§ TASK PROMPT
Look for the string "this" in every line, and copy each line that has it.

§ RECORD SET
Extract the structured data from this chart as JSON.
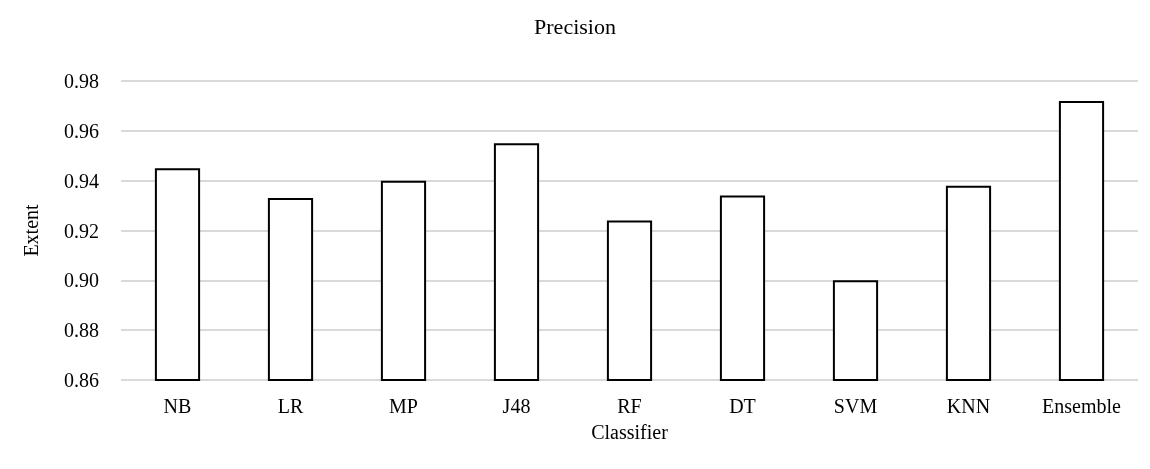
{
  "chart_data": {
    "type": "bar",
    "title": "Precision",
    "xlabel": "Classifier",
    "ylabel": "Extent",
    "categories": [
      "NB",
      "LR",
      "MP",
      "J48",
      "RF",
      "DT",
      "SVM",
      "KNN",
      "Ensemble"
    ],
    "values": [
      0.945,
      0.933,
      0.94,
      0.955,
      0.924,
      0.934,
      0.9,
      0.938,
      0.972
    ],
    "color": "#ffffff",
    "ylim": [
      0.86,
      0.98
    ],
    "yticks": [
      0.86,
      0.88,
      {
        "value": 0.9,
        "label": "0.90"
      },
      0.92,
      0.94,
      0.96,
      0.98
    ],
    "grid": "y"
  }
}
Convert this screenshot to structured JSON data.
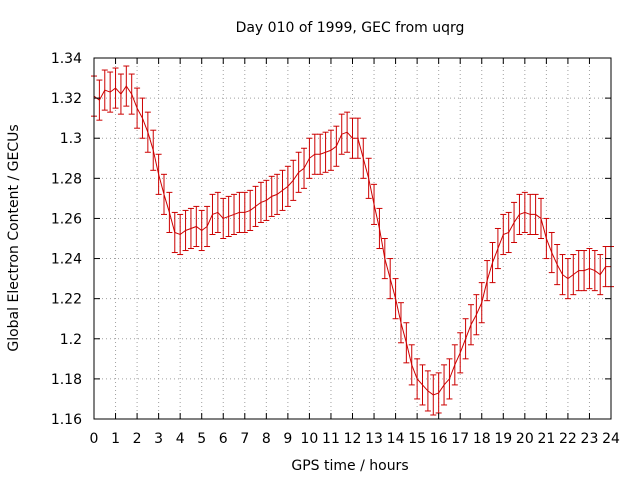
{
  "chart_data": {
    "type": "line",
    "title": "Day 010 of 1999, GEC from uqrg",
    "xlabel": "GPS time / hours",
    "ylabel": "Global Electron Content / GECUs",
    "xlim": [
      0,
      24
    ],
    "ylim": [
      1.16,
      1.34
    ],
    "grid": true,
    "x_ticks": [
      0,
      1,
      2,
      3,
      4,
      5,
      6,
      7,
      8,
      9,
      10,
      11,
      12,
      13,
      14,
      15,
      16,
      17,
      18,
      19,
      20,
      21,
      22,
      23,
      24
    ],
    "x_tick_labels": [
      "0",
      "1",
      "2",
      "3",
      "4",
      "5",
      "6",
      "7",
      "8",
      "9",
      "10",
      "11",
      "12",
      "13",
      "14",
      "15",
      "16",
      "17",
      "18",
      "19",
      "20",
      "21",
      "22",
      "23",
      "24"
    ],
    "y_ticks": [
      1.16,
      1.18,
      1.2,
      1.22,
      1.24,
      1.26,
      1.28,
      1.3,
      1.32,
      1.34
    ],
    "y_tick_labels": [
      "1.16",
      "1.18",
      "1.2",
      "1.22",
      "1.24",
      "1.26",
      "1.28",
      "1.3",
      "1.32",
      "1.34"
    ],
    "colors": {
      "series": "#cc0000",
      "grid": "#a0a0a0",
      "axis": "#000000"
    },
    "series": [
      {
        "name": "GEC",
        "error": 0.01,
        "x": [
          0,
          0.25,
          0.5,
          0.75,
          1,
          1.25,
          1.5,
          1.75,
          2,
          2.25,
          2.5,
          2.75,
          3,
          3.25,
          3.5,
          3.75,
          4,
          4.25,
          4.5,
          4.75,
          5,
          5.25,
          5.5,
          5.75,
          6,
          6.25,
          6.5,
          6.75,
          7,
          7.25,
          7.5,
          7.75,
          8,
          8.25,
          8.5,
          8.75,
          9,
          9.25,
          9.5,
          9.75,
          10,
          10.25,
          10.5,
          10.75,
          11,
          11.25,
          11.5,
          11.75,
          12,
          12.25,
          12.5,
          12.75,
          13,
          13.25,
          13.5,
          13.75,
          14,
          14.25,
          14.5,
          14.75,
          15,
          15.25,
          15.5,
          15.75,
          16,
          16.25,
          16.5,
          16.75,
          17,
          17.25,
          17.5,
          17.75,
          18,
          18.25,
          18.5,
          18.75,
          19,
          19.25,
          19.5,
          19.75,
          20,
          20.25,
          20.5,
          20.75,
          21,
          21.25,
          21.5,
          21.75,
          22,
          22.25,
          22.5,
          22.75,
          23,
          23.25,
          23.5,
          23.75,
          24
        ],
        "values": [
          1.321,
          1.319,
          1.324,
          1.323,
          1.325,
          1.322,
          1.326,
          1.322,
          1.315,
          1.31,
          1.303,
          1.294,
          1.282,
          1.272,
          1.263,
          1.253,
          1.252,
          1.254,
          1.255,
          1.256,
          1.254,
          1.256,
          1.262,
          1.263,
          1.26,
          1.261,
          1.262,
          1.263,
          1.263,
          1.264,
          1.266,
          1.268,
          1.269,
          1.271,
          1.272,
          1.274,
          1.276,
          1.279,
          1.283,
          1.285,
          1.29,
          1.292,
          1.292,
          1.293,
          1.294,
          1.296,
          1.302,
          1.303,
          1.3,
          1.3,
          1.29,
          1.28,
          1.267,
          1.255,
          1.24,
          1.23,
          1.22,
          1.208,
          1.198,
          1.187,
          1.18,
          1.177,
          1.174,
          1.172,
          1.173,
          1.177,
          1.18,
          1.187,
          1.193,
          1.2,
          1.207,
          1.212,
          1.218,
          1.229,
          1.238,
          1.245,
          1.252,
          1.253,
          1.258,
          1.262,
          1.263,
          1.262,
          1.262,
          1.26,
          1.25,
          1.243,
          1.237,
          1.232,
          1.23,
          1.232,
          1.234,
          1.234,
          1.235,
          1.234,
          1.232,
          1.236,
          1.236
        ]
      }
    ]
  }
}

---

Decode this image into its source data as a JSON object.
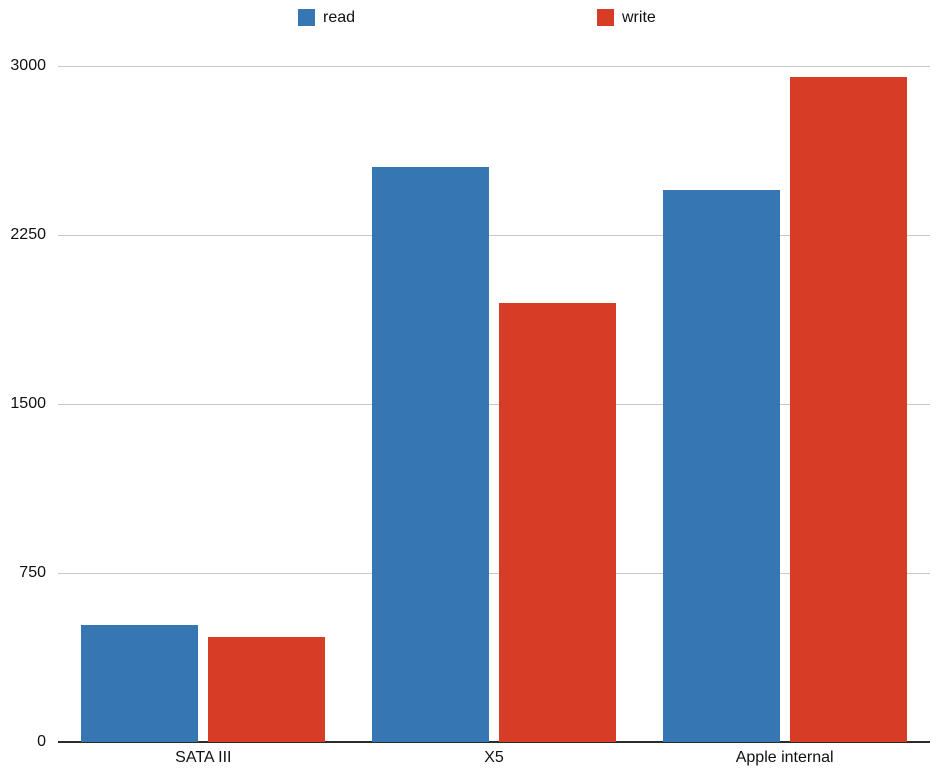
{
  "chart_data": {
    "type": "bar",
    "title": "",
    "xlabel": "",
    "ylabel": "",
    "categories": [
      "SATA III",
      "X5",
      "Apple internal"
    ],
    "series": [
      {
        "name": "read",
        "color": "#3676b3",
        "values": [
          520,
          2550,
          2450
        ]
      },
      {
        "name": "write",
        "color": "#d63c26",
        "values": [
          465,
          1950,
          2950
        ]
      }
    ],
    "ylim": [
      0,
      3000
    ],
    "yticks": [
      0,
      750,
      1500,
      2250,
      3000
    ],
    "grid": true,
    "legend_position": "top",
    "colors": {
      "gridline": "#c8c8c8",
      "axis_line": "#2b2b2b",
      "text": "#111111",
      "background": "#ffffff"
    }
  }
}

§ TASK ANSWER
Extract the structured data from this chart as JSON.
Convert this screenshot to structured JSON data.
Decode this image into its source data as a JSON object.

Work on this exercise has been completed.